=== Your goal ===
Transcribe the listing verbatim. Do not carry over any pictures.

=== Data rows ===

+++

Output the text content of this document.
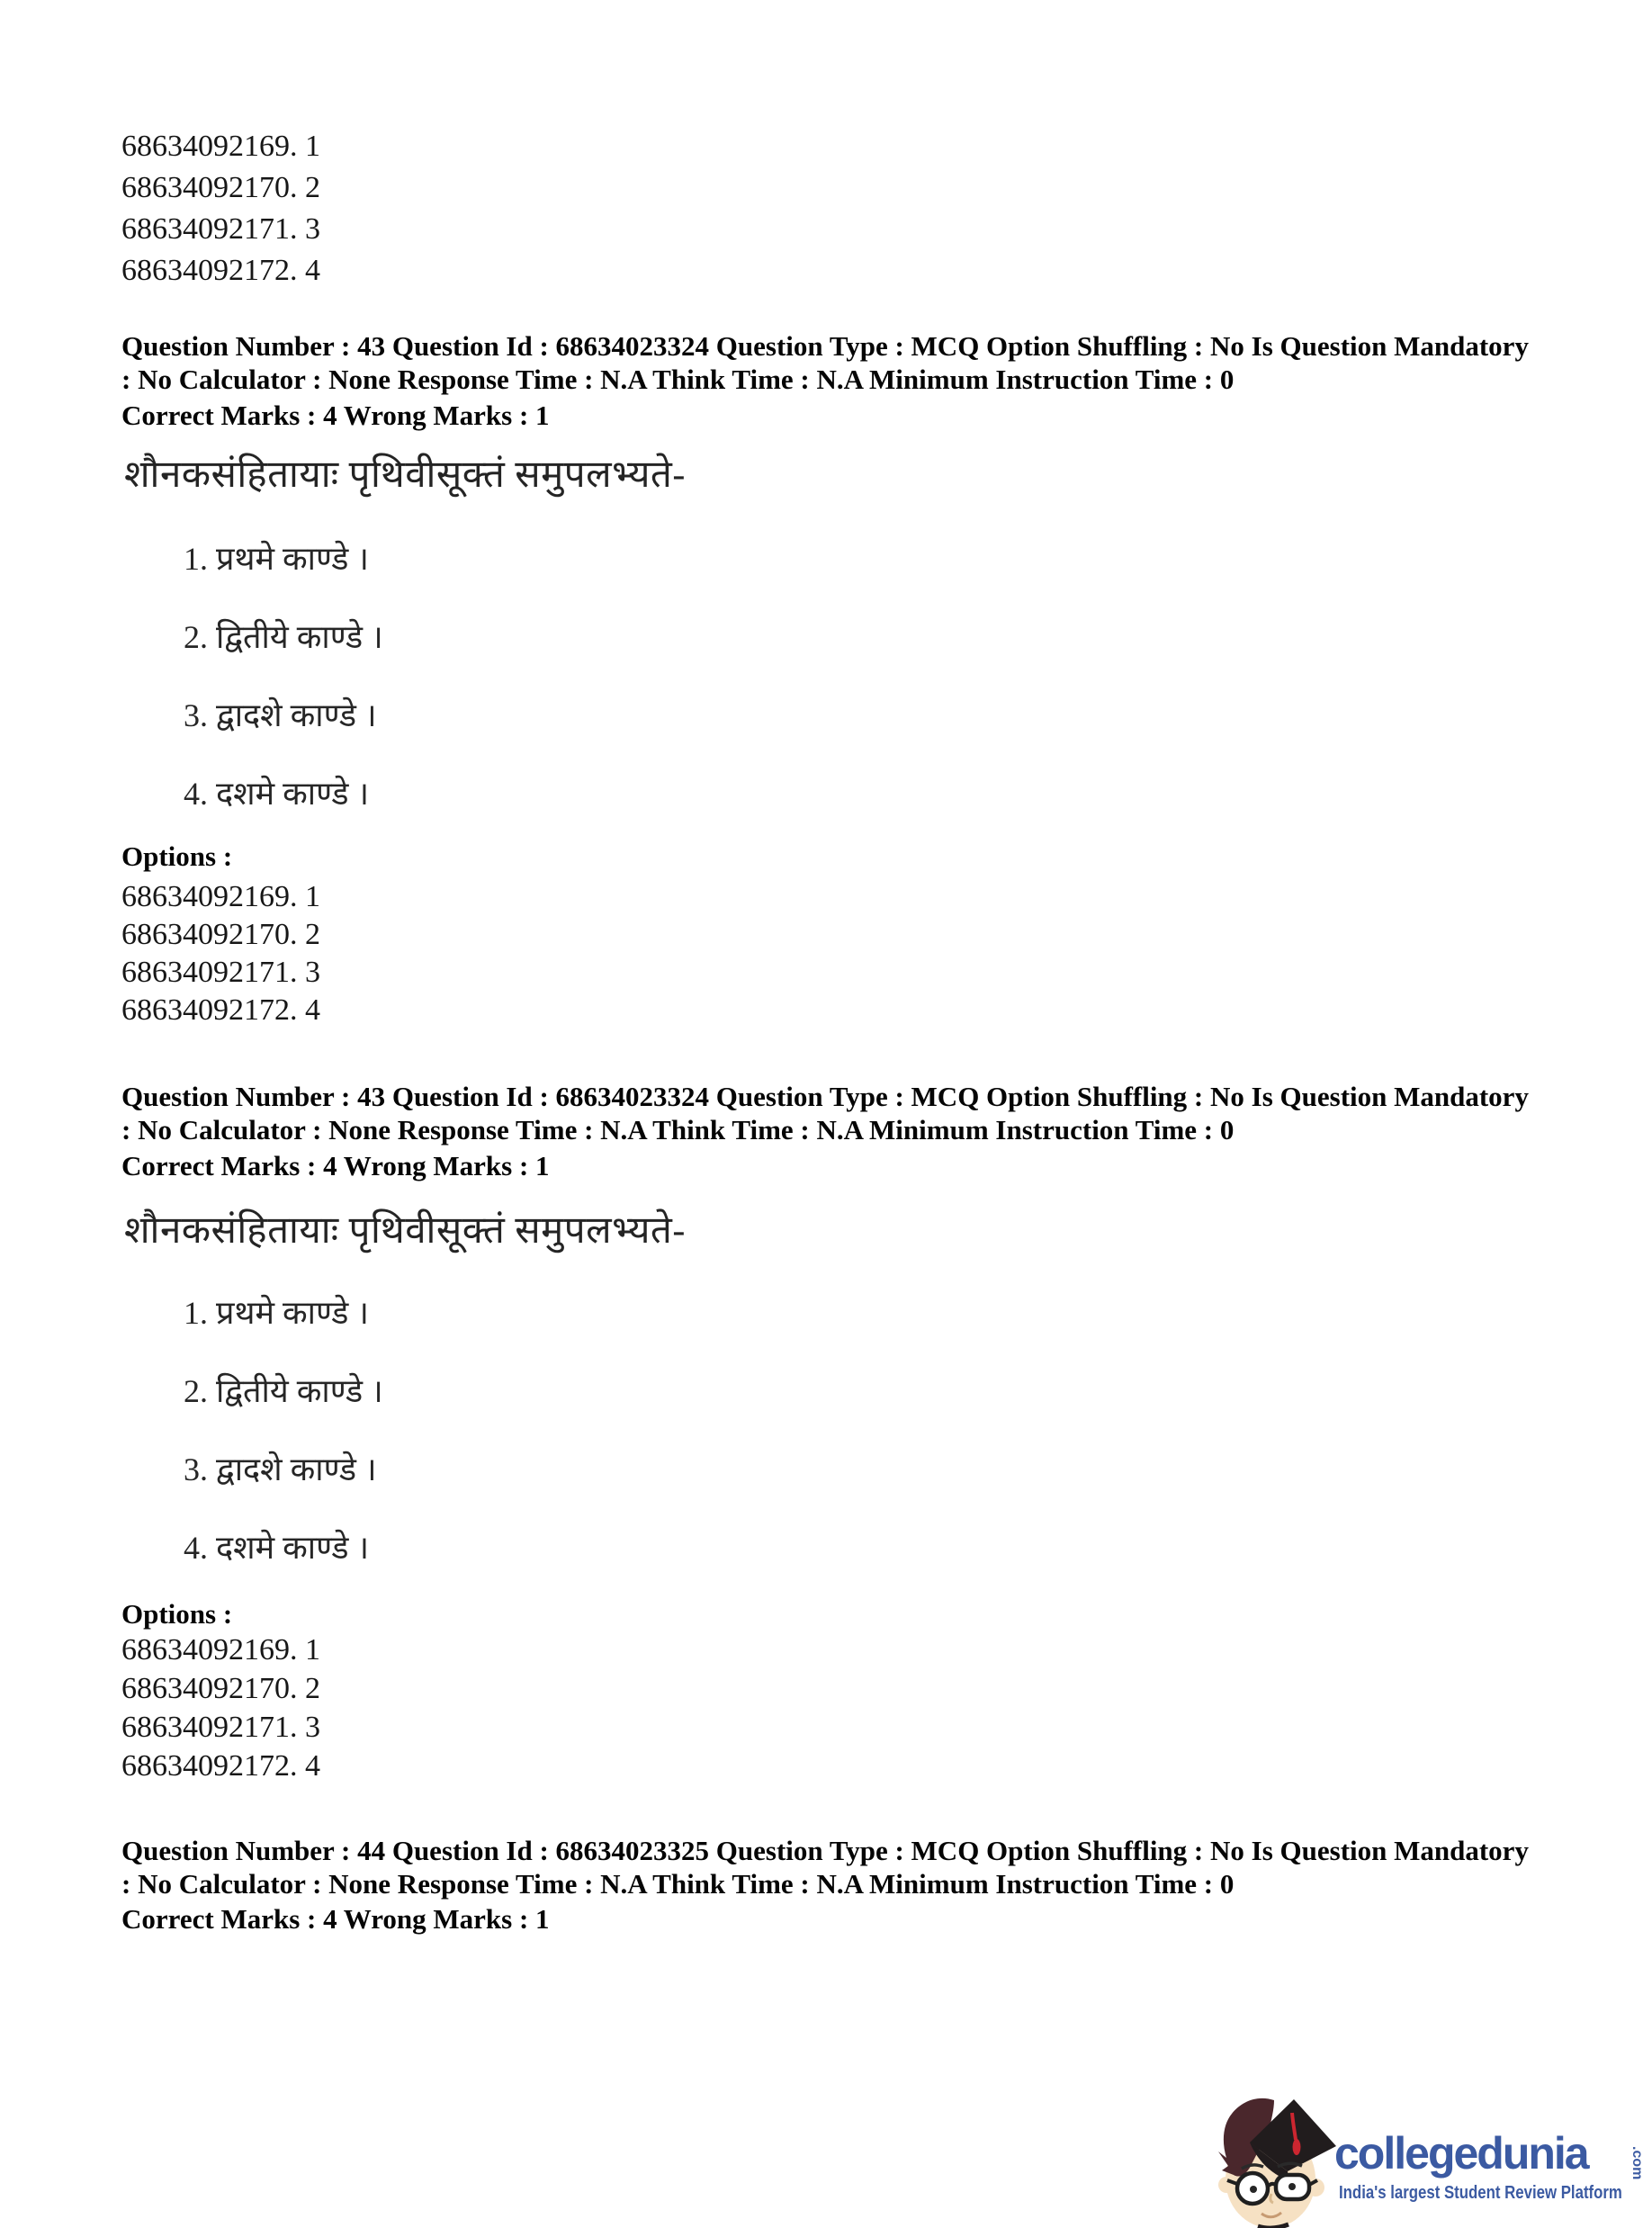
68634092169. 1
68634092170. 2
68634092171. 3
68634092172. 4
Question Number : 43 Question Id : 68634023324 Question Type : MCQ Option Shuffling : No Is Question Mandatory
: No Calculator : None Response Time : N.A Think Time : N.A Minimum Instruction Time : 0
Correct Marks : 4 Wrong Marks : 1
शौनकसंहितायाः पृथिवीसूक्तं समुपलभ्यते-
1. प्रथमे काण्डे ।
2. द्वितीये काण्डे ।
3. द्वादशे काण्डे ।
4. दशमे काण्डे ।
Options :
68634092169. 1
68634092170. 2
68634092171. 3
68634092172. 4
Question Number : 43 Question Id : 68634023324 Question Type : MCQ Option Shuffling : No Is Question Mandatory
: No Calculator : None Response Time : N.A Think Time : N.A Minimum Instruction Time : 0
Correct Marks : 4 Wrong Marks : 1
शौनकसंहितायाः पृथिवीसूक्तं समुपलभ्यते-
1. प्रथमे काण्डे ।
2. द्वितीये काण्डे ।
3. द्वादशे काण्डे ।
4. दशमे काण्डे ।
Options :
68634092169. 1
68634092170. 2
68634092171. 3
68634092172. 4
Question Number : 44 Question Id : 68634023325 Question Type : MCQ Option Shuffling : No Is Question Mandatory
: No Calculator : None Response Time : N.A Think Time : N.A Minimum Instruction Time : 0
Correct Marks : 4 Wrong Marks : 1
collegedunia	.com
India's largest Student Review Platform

+++

=== Solution to the exercise ===
Output the text content of this document.
68634092169. 1
68634092170. 2
68634092171. 3
68634092172. 4
Question Number : 43 Question Id : 68634023324 Question Type : MCQ Option Shuffling : No Is Question Mandatory
: No Calculator : None Response Time : N.A Think Time : N.A Minimum Instruction Time : 0
Correct Marks : 4 Wrong Marks : 1
शौनकसंहितायाः पृथिवीसूक्तं समुपलभ्यते-
1. प्रथमे काण्डे ।
2. द्वितीये काण्डे ।
3. द्वादशे काण्डे ।
4. दशमे काण्डे ।
Options :
68634092169. 1
68634092170. 2
68634092171. 3
68634092172. 4
Question Number : 43 Question Id : 68634023324 Question Type : MCQ Option Shuffling : No Is Question Mandatory
: No Calculator : None Response Time : N.A Think Time : N.A Minimum Instruction Time : 0
Correct Marks : 4 Wrong Marks : 1
शौनकसंहितायाः पृथिवीसूक्तं समुपलभ्यते-
1. प्रथमे काण्डे ।
2. द्वितीये काण्डे ।
3. द्वादशे काण्डे ।
4. दशमे काण्डे ।
Options :
68634092169. 1
68634092170. 2
68634092171. 3
68634092172. 4
Question Number : 44 Question Id : 68634023325 Question Type : MCQ Option Shuffling : No Is Question Mandatory
: No Calculator : None Response Time : N.A Think Time : N.A Minimum Instruction Time : 0
Correct Marks : 4 Wrong Marks : 1
collegedunia	.com
India's largest Student Review Platform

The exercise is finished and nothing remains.